Stored data
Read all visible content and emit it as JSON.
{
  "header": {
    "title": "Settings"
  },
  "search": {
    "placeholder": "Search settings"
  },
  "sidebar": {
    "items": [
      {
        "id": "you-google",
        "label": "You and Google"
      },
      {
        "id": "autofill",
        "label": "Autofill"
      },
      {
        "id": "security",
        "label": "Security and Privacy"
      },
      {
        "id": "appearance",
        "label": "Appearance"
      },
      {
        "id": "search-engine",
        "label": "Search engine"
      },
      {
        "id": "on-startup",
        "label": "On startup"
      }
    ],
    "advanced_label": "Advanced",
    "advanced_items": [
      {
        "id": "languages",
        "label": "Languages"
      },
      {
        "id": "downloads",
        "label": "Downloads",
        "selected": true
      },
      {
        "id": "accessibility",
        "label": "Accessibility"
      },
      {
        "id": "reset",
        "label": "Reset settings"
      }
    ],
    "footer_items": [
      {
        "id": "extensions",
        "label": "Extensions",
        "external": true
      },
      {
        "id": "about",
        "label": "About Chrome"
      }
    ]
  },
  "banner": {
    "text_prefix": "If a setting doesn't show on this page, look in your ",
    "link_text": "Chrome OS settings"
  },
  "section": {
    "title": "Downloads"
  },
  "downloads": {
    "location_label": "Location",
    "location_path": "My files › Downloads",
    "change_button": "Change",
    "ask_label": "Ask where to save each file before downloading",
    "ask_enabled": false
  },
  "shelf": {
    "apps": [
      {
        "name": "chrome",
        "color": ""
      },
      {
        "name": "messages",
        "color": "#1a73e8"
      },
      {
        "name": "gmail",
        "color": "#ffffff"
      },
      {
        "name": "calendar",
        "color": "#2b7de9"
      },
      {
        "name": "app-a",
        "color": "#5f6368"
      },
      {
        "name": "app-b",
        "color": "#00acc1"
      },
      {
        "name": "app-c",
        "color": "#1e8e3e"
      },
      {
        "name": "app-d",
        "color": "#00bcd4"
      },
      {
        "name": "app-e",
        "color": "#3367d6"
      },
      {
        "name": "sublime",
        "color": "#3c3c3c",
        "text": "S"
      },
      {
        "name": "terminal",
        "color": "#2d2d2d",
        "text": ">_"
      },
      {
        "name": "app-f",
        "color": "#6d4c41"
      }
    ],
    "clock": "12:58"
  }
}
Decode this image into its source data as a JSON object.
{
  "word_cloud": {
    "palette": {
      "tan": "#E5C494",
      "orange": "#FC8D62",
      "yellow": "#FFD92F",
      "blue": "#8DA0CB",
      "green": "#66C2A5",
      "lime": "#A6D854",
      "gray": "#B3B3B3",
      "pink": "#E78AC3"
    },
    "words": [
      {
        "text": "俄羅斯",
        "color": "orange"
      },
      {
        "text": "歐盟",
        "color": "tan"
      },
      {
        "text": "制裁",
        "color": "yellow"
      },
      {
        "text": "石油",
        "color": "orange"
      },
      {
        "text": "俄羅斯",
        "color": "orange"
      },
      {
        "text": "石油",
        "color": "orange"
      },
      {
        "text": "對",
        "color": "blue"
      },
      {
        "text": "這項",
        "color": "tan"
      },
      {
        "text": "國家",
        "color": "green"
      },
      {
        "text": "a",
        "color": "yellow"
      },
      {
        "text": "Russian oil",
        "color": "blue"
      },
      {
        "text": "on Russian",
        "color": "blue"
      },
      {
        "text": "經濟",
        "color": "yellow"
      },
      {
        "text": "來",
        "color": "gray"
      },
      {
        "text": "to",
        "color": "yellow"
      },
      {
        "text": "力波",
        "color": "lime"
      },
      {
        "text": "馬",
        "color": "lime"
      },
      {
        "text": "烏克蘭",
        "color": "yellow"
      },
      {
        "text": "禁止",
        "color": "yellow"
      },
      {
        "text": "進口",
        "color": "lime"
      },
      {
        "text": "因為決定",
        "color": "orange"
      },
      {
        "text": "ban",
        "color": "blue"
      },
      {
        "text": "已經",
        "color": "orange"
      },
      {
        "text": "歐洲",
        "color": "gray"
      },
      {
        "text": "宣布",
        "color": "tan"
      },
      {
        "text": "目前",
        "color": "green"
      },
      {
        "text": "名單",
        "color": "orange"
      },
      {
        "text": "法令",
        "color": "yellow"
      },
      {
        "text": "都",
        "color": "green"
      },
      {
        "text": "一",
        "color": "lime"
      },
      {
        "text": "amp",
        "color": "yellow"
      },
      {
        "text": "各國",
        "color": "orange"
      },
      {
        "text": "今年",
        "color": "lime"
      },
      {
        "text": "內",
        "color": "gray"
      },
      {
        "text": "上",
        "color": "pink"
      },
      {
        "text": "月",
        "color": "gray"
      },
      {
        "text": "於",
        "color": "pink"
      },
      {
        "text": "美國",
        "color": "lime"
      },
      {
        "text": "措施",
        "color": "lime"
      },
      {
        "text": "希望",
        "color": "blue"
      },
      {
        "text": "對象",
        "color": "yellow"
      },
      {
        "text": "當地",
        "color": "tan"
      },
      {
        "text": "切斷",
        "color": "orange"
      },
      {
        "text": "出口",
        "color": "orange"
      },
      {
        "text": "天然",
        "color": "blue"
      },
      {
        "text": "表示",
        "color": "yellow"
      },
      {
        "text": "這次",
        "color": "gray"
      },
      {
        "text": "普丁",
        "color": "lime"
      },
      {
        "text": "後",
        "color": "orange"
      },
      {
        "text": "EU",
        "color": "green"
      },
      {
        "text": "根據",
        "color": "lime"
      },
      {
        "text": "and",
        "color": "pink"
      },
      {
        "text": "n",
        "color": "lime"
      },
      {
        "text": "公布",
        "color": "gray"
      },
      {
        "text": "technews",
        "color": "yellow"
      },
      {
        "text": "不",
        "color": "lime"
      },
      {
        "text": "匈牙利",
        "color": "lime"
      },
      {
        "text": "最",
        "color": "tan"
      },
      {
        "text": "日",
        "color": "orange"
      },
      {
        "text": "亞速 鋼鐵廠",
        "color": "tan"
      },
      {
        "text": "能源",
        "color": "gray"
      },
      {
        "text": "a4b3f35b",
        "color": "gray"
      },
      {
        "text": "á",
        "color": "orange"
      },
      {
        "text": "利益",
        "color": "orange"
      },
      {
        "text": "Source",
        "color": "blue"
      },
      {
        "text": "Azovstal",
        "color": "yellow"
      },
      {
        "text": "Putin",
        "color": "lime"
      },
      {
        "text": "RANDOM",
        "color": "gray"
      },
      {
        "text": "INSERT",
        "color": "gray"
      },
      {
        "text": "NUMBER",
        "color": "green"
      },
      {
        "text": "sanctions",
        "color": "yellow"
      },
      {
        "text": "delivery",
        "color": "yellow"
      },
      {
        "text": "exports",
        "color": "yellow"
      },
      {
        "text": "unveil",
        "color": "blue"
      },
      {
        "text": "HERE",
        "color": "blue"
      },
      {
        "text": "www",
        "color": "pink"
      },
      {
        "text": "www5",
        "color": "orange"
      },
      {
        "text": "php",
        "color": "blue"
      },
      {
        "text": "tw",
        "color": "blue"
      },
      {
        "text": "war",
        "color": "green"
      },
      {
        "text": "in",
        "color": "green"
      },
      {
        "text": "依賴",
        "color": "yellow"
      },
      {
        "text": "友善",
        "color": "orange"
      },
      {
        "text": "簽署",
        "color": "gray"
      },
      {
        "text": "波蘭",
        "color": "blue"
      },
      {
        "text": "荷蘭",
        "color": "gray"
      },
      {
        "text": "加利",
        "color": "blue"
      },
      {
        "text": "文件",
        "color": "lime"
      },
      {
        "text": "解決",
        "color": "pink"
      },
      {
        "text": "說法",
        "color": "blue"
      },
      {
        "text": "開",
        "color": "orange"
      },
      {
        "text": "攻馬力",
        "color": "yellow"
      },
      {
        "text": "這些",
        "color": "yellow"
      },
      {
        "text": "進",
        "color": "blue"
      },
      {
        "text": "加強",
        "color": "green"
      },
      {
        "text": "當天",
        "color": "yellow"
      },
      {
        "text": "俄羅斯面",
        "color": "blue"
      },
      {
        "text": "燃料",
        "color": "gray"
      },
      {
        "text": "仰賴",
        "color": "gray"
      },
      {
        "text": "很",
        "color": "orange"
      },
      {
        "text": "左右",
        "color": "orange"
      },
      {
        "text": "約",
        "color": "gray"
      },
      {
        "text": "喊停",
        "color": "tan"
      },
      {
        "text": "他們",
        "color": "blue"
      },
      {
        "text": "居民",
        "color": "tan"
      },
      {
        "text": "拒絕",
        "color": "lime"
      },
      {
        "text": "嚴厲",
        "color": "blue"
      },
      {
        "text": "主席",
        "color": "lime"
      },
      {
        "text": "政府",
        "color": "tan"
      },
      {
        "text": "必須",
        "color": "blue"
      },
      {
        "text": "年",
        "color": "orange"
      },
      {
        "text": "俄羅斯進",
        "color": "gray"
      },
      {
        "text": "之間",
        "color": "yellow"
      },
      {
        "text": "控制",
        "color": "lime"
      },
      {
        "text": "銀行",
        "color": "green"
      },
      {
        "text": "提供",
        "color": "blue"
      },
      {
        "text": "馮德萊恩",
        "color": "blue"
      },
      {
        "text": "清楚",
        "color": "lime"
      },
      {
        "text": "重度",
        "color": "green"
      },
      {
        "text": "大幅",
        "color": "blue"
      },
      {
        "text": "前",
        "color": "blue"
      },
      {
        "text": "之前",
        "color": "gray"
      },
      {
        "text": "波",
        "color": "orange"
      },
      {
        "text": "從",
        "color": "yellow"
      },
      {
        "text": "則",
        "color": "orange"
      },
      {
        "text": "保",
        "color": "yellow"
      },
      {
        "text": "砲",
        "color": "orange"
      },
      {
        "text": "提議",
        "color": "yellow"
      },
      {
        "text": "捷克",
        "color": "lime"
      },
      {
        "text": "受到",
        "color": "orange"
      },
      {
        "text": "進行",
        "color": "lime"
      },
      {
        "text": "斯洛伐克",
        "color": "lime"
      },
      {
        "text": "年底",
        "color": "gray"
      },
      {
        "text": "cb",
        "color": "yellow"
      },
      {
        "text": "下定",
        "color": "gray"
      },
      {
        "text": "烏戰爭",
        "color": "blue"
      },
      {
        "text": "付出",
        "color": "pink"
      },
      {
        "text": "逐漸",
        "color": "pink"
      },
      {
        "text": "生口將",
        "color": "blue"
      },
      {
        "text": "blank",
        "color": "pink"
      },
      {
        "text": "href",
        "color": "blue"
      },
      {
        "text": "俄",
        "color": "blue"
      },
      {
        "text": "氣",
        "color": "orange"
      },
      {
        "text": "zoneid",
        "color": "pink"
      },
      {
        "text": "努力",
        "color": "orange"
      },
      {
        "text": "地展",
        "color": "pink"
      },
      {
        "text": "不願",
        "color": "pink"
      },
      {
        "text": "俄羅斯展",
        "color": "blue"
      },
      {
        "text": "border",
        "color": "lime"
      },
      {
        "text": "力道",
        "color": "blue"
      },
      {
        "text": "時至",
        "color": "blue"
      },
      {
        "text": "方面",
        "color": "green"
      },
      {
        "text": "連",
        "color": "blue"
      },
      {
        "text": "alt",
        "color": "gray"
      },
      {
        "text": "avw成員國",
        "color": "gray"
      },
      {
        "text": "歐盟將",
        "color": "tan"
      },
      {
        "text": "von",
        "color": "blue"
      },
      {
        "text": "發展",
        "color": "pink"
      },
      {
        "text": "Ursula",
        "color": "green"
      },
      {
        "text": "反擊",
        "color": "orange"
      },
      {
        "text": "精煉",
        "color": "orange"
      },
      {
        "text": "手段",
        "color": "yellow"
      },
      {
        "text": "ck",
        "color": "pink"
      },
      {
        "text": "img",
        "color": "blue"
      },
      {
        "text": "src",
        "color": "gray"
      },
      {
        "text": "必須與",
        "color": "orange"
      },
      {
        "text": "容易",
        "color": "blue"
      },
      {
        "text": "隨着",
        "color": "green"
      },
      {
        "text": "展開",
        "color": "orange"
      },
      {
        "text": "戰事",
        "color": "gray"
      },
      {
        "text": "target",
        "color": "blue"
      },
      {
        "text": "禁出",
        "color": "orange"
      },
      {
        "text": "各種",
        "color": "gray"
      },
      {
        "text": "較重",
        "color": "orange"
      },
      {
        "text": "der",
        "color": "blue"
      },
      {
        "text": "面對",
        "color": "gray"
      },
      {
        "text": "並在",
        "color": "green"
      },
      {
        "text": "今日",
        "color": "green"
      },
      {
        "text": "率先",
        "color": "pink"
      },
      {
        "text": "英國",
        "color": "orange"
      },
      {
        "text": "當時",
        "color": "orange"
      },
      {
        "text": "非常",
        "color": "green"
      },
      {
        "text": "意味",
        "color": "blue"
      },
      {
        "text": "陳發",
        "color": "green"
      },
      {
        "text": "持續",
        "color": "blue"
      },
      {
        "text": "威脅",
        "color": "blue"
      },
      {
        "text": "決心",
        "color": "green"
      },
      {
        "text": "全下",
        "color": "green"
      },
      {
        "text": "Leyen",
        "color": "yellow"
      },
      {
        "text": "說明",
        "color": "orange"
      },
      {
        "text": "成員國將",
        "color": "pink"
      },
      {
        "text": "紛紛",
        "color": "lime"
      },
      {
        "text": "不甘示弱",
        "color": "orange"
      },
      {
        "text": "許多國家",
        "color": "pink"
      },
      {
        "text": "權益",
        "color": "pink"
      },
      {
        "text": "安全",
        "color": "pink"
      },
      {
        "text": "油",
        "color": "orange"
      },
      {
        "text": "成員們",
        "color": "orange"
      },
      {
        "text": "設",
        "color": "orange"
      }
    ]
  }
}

**Written task:** Count the lines of these entries that hold the string "this", and give only that number.

**Solution:** 2